(Dataset records)
◇ ◇ ◇ ◇ ◇ ◇ ◇

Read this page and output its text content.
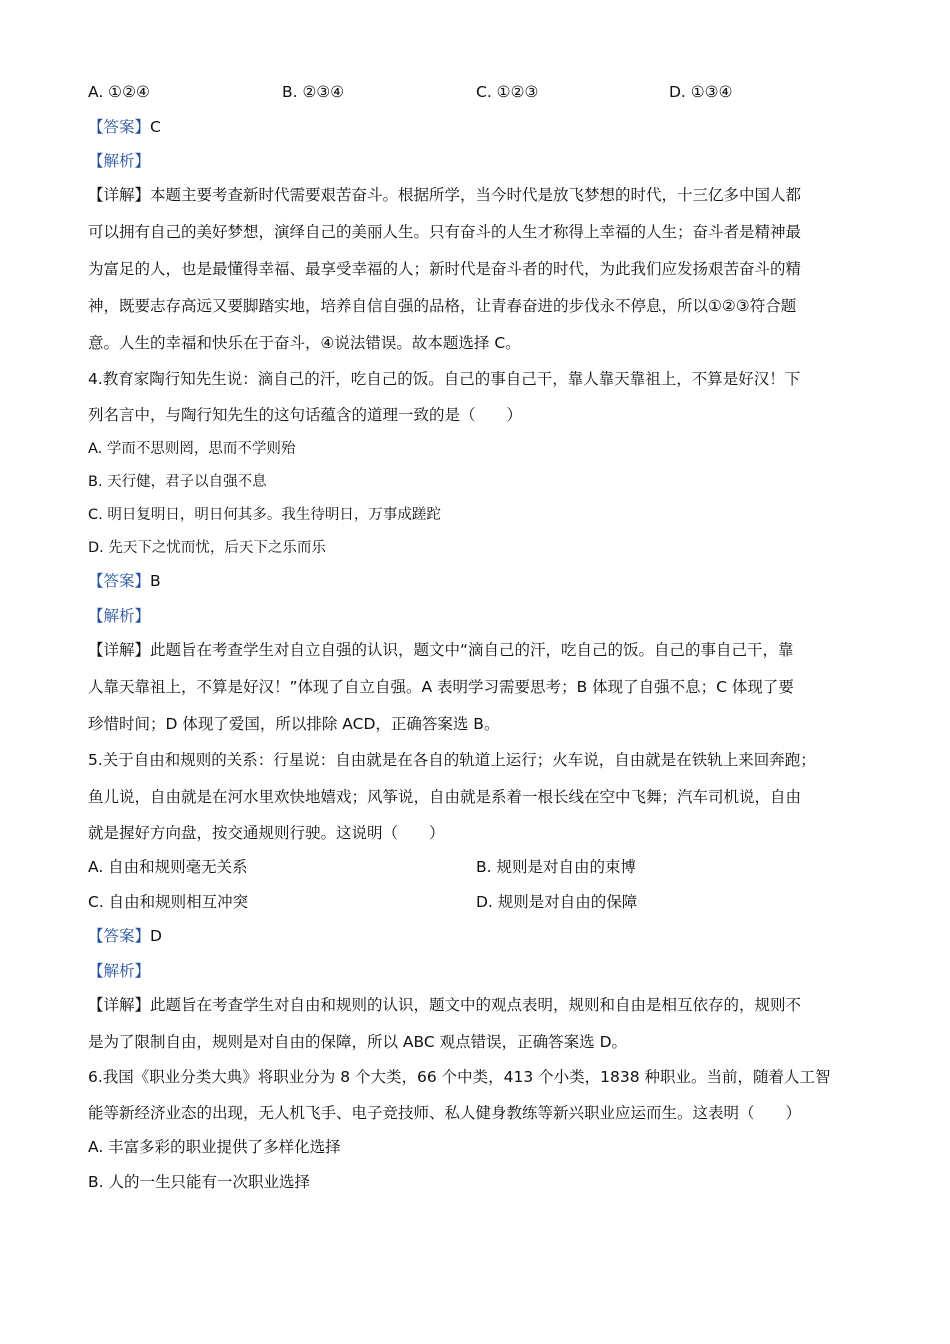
A. ①②④	B. ②③④	C. ①②③	D. ①③④
【答案】C
【解析】
【详解】本题主要考查新时代需要艰苦奋斗。根据所学，当今时代是放飞梦想的时代，十三亿多中国人都
可以拥有自己的美好梦想，演绎自己的美丽人生。只有奋斗的人生才称得上幸福的人生；奋斗者是精神最
为富足的人，也是最懂得幸福、最享受幸福的人；新时代是奋斗者的时代，为此我们应发扬艰苦奋斗的精
神，既要志存高远又要脚踏实地，培养自信自强的品格，让青春奋进的步伐永不停息，所以①②③符合题
意。人生的幸福和快乐在于奋斗，④说法错误。故本题选择 C。
4.教育家陶行知先生说：滴自己的汗，吃自己的饭。自己的事自己干，靠人靠天靠祖上，不算是好汉！下
列名言中，与陶行知先生的这句话蕴含的道理一致的是（　　）
A. 学而不思则罔，思而不学则殆
B. 天行健，君子以自强不息
C. 明日复明日，明日何其多。我生待明日，万事成蹉跎
D. 先天下之忧而忧，后天下之乐而乐
【答案】B
【解析】
【详解】此题旨在考查学生对自立自强的认识，题文中“滴自己的汗，吃自己的饭。自己的事自己干，靠
人靠天靠祖上，不算是好汉！”体现了自立自强。A 表明学习需要思考；B 体现了自强不息；C 体现了要
珍惜时间；D 体现了爱国，所以排除 ACD，正确答案选 B。
5.关于自由和规则的关系：行星说：自由就是在各自的轨道上运行；火车说，自由就是在铁轨上来回奔跑；
鱼儿说，自由就是在河水里欢快地嬉戏；风筝说，自由就是系着一根长线在空中飞舞；汽车司机说，自由
就是握好方向盘，按交通规则行驶。这说明（　　）
A. 自由和规则毫无关系	B. 规则是对自由的束博
C. 自由和规则相互冲突	D. 规则是对自由的保障
【答案】D
【解析】
【详解】此题旨在考查学生对自由和规则的认识，题文中的观点表明，规则和自由是相互依存的，规则不
是为了限制自由，规则是对自由的保障，所以 ABC 观点错误，正确答案选 D。
6.我国《职业分类大典》将职业分为 8 个大类，66 个中类，413 个小类，1838 种职业。当前，随着人工智
能等新经济业态的出现，无人机飞手、电子竞技师、私人健身教练等新兴职业应运而生。这表明（　　）
A. 丰富多彩的职业提供了多样化选择
B. 人的一生只能有一次职业选择
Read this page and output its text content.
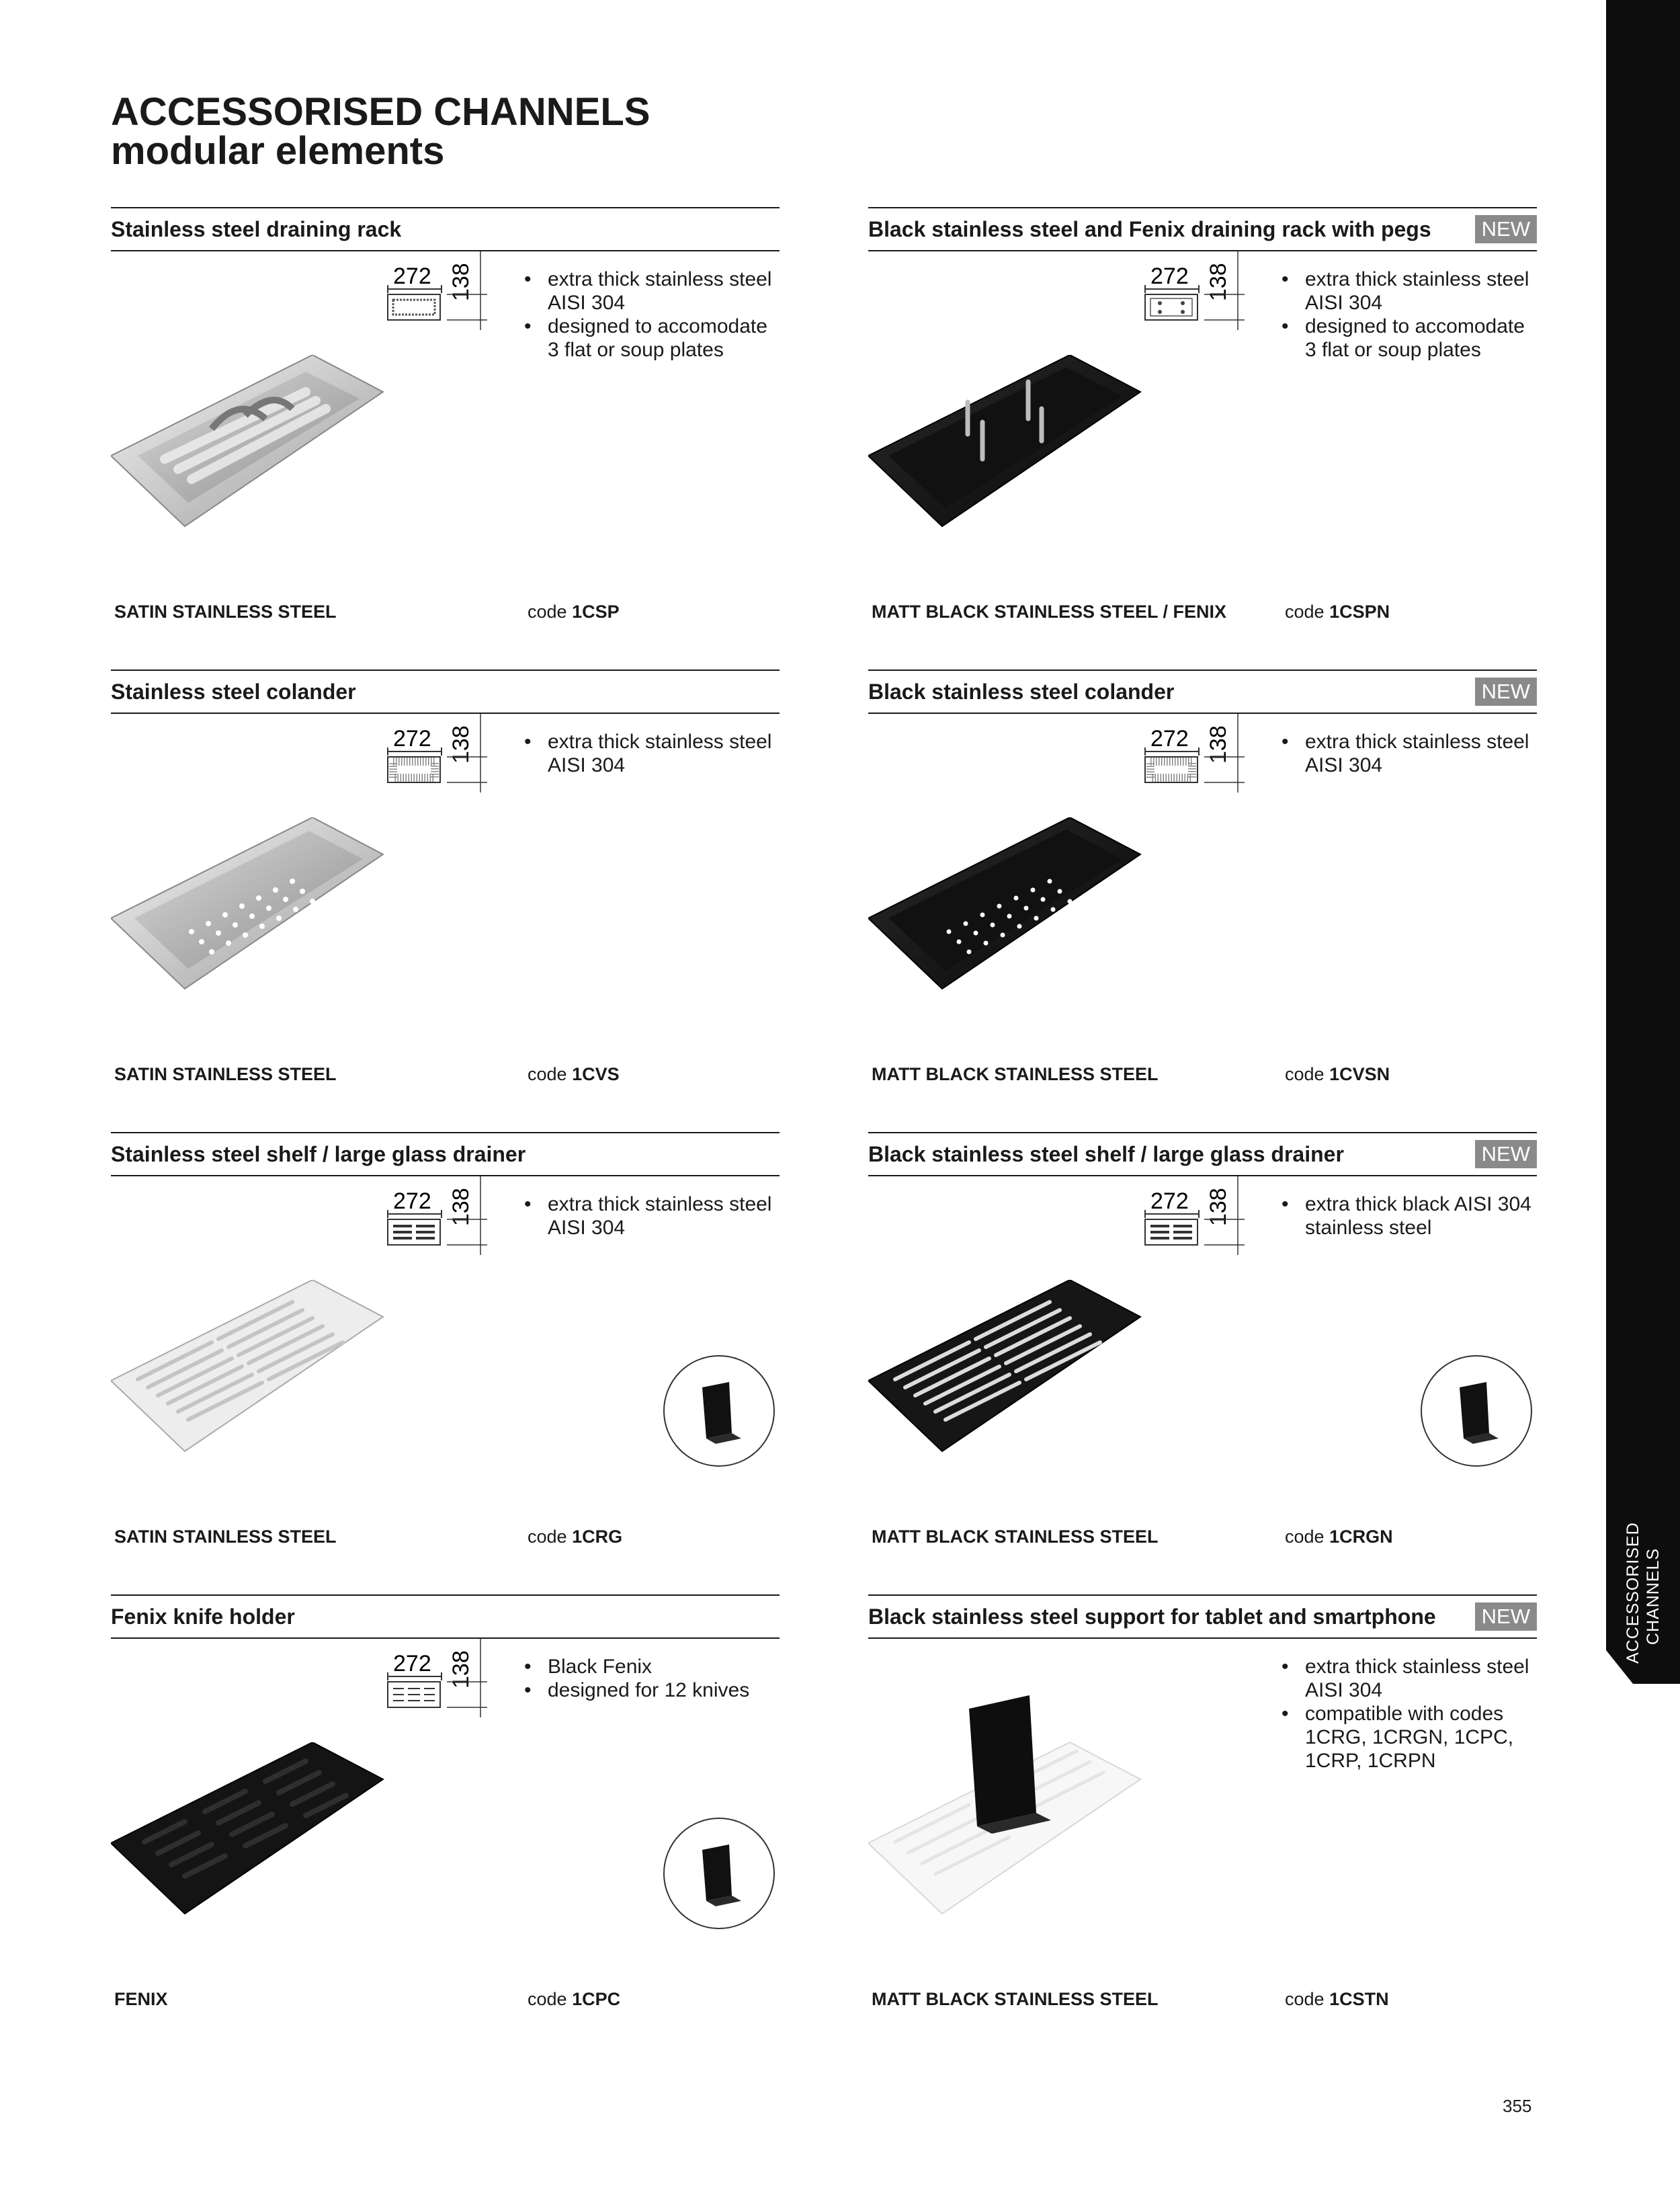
ACCESSORISED CHANNELS
modular elements
ACCESSORISED CHANNELS
Stainless steel draining rack
272 138	• extra thick stainless steel AISI 304
• designed to accomodate 3 flat or soup plates
SATIN STAINLESS STEEL	code 1CSP
Black stainless steel and Fenix draining rack with pegs	NEW
272 138	• extra thick stainless steel AISI 304
• designed to accomodate 3 flat or soup plates
MATT BLACK STAINLESS STEEL / FENIX	code 1CSPN
Stainless steel colander
272 138	• extra thick stainless steel AISI 304
SATIN STAINLESS STEEL	code 1CVS
Black stainless steel colander	NEW
272 138	• extra thick stainless steel AISI 304
MATT BLACK STAINLESS STEEL	code 1CVSN
Stainless steel shelf / large glass drainer
272 138	• extra thick stainless steel AISI 304
SATIN STAINLESS STEEL	code 1CRG
Black stainless steel shelf / large glass drainer	NEW
272 138	• extra thick black AISI 304 stainless steel
MATT BLACK STAINLESS STEEL	code 1CRGN
Fenix knife holder
272 138	• Black Fenix
• designed for 12 knives
FENIX	code 1CPC
Black stainless steel support for tablet and smartphone	NEW
• extra thick stainless steel AISI 304
• compatible with codes 1CRG, 1CRGN, 1CPC, 1CRP, 1CRPN
MATT BLACK STAINLESS STEEL	code 1CSTN
355
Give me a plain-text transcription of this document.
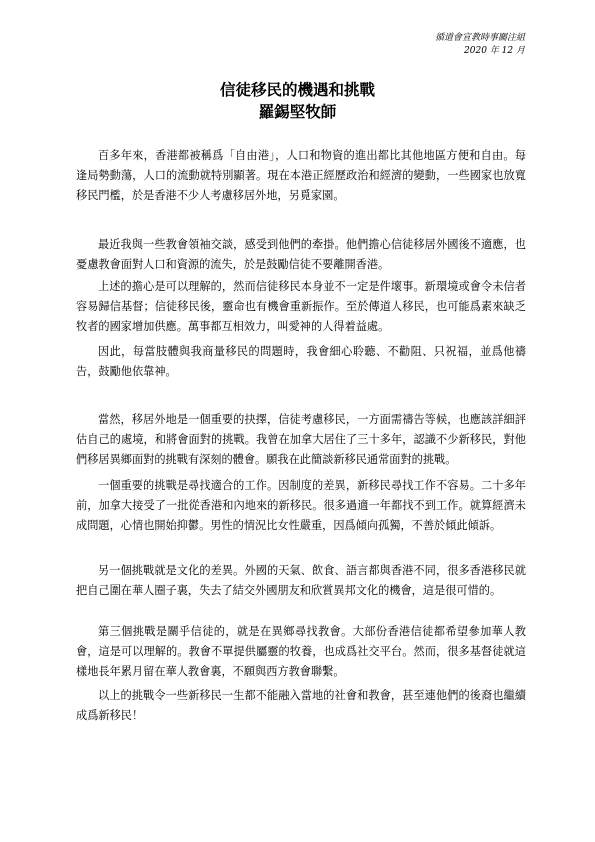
循道會宣教時事關注組
2020 年 12 月
信徒移民的機遇和挑戰
羅錫堅牧師

百多年來，香港都被稱爲「自由港」，人口和物資的進出都比其他地區方便和自由。每逢局勢動蕩，人口的流動就特別顯著。現在本港正經歷政治和經濟的變動，一些國家也放寬移民門檻，於是香港不少人考慮移居外地，另覓家園。

最近我與一些教會領袖交談，感受到他們的牽掛。他們擔心信徒移居外國後不適應，也憂慮教會面對人口和資源的流失，於是鼓勵信徒不要離開香港。

上述的擔心是可以理解的，然而信徒移民本身並不一定是件壞事。新環境或會令未信者容易歸信基督；信徒移民後，靈命也有機會重新振作。至於傳道人移民，也可能爲素來缺乏牧者的國家增加供應。萬事都互相效力，叫愛神的人得着益處。

因此，每當肢體與我商量移民的問題時，我會細心聆聽、不勸阻、只祝福，並爲他禱告，鼓勵他依靠神。

當然，移居外地是一個重要的抉擇，信徒考慮移民，一方面需禱告等候，也應該詳細評估自己的處境，和將會面對的挑戰。我曾在加拿大居住了三十多年，認識不少新移民，對他們移居異鄉面對的挑戰有深刻的體會。願我在此簡談新移民通常面對的挑戰。

一個重要的挑戰是尋找適合的工作。因制度的差異，新移民尋找工作不容易。二十多年前，加拿大接受了一批從香港和內地來的新移民。很多過適一年都找不到工作。就算經濟未成問題，心情也開始抑鬱。男性的情況比女性嚴重，因爲傾向孤獨，不善於傾此傾訴。

另一個挑戰就是文化的差異。外國的天氣、飲食、語言都與香港不同，很多香港移民就把自己圍在華人圈子裏，失去了結交外國朋友和欣賞異邦文化的機會，這是很可惜的。

第三個挑戰是關乎信徒的，就是在異鄉尋找教會。大部份香港信徒都希望參加華人教會，這是可以理解的。教會不單提供屬靈的牧養，也成爲社交平台。然而，很多基督徒就這樣地長年累月留在華人教會裏，不願與西方教會聯繫。

以上的挑戰令一些新移民一生都不能融入當地的社會和教會，甚至連他們的後裔也繼續成爲新移民！
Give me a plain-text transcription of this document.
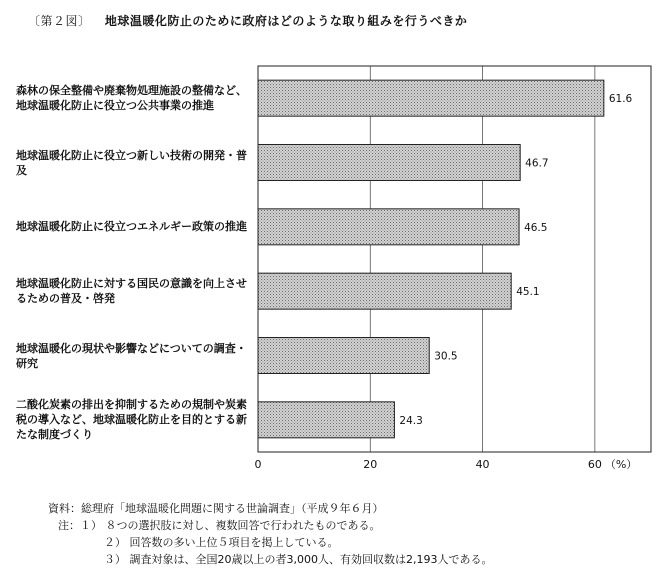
〔第２図〕 地球温暖化防止のために政府はどのような取り組みを行うべきか
0	20	40	60 （%）
61.6
46.7
46.5
45.1
30.5
24.3
森林の保全整備や廃棄物処理施設の整備など、地球温暖化防止に役立つ公共事業の推進
地球温暖化防止に役立つ新しい技術の開発・普及
地球温暖化防止に役立つエネルギー政策の推進
地球温暖化防止に対する国民の意識を向上させるための普及・啓発
地球温暖化の現状や影響などについての調査・研究
二酸化炭素の排出を抑制するための規制や炭素税の導入など、地球温暖化防止を目的とする新たな制度づくり
資料：総理府「地球温暖化問題に関する世論調査」（平成９年６月）
注：１） ８つの選択肢に対し、複数回答で行われたものである。
２） 回答数の多い上位５項目を掲上している。
３） 調査対象は、全国20歳以上の者3,000人、有効回収数は2,193人である。
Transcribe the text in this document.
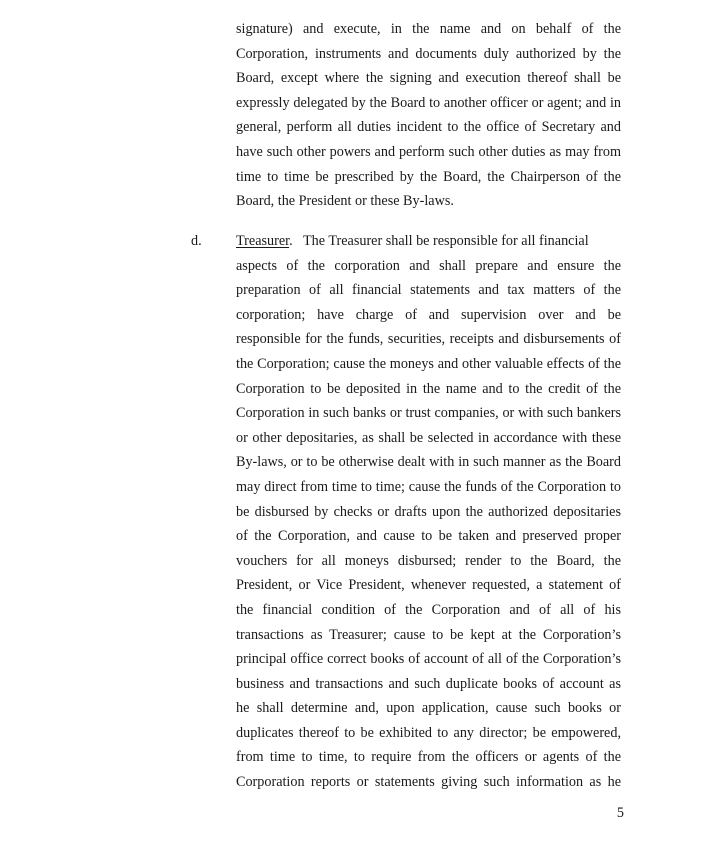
signature) and execute, in the name and on behalf of the
Corporation, instruments and documents duly authorized by the
Board, except where the signing and execution thereof shall be
expressly delegated by the Board to another officer or agent; and in
general, perform all duties incident to the office of Secretary and
have such other powers and perform such other duties as may from
time to time be prescribed by the Board, the Chairperson of the
Board, the President or these By-laws.
d. Treasurer.   The Treasurer shall be responsible for all financial
aspects of the corporation and shall prepare and ensure the
preparation of all financial statements and tax matters of the
corporation; have charge of and supervision over and be
responsible for the funds, securities, receipts and disbursements of
the Corporation; cause the moneys and other valuable effects of the
Corporation to be deposited in the name and to the credit of the
Corporation in such banks or trust companies, or with such bankers
or other depositaries, as shall be selected in accordance with these
By-laws, or to be otherwise dealt with in such manner as the Board
may direct from time to time; cause the funds of the Corporation to
be disbursed by checks or drafts upon the authorized depositaries
of the Corporation, and cause to be taken and preserved proper
vouchers for all moneys disbursed; render to the Board, the
President, or Vice President, whenever requested, a statement of
the financial condition of the Corporation and of all of his
transactions as Treasurer; cause to be kept at the Corporation’s
principal office correct books of account of all of the Corporation’s
business and transactions and such duplicate books of account as
he shall determine and, upon application, cause such books or
duplicates thereof to be exhibited to any director; be empowered,
from time to time, to require from the officers or agents of the
Corporation reports or statements giving such information as he
5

◇ ◇ ◇ ◇ ◇ ◇ ◇

PROMPT ▸ Copy each line of the data above that holds "financial".

THE RESULT ▸
d. Treasurer.   The Treasurer shall be responsible for all financial
preparation of all financial statements and tax matters of the
the financial condition of the Corporation and of all of his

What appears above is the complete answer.